# LISTED ENTRIES:
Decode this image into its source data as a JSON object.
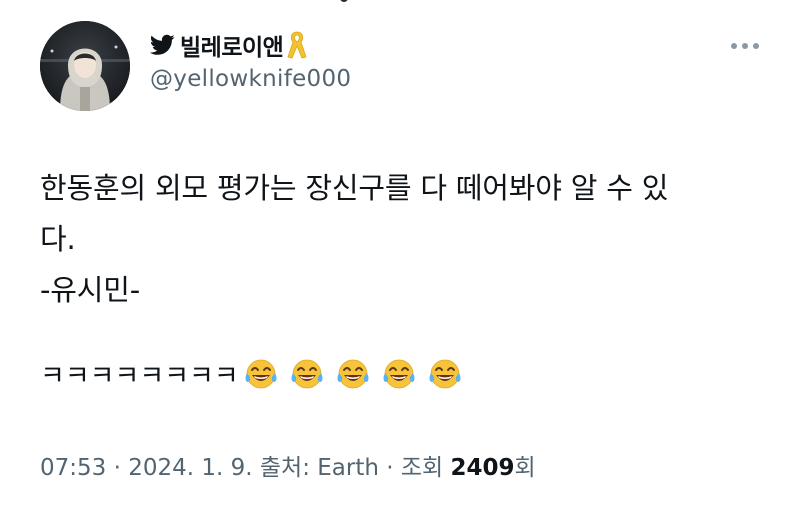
{
  "tweet": {
    "display_name": "빌레로이앤",
    "handle": "@yellowknife000",
    "more_icon": "more-dots-icon",
    "bird_icon": "twitter-bird-icon",
    "ribbon_icon": "yellow-ribbon-icon",
    "body_lines": [
      "한동훈의 외모 평가는 장신구를 다 떼어봐야 알 수 있",
      "다.",
      "-유시민-"
    ],
    "laugh_text": "ㅋㅋㅋㅋㅋㅋㅋㅋ",
    "emoji_name": "face-with-tears-of-joy",
    "emoji_count": 5,
    "meta_prefix": "07:53 · 2024. 1. 9. 출처: Earth · 조회 ",
    "views": "2409",
    "views_suffix": "회",
    "colors": {
      "text": "#0f1419",
      "secondary": "#536471",
      "bird": "#0f1419",
      "ribbon": "#f2c230",
      "emoji_face": "#f7c33a"
    }
  }
}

# PROBLEM STATEMENT:
All the records above need to be given again word for word. Skip the pictures.

# COMPLETED EXERCISE:
Decode this image into its source data as a JSON object.
{
  "tweet": {
    "display_name": "빌레로이앤",
    "handle": "@yellowknife000",
    "more_icon": "more-dots-icon",
    "bird_icon": "twitter-bird-icon",
    "ribbon_icon": "yellow-ribbon-icon",
    "body_lines": [
      "한동훈의 외모 평가는 장신구를 다 떼어봐야 알 수 있",
      "다.",
      "-유시민-"
    ],
    "laugh_text": "ㅋㅋㅋㅋㅋㅋㅋㅋ",
    "emoji_name": "face-with-tears-of-joy",
    "emoji_count": 5,
    "meta_prefix": "07:53 · 2024. 1. 9. 출처: Earth · 조회 ",
    "views": "2409",
    "views_suffix": "회",
    "colors": {
      "text": "#0f1419",
      "secondary": "#536471",
      "bird": "#0f1419",
      "ribbon": "#f2c230",
      "emoji_face": "#f7c33a"
    }
  }
}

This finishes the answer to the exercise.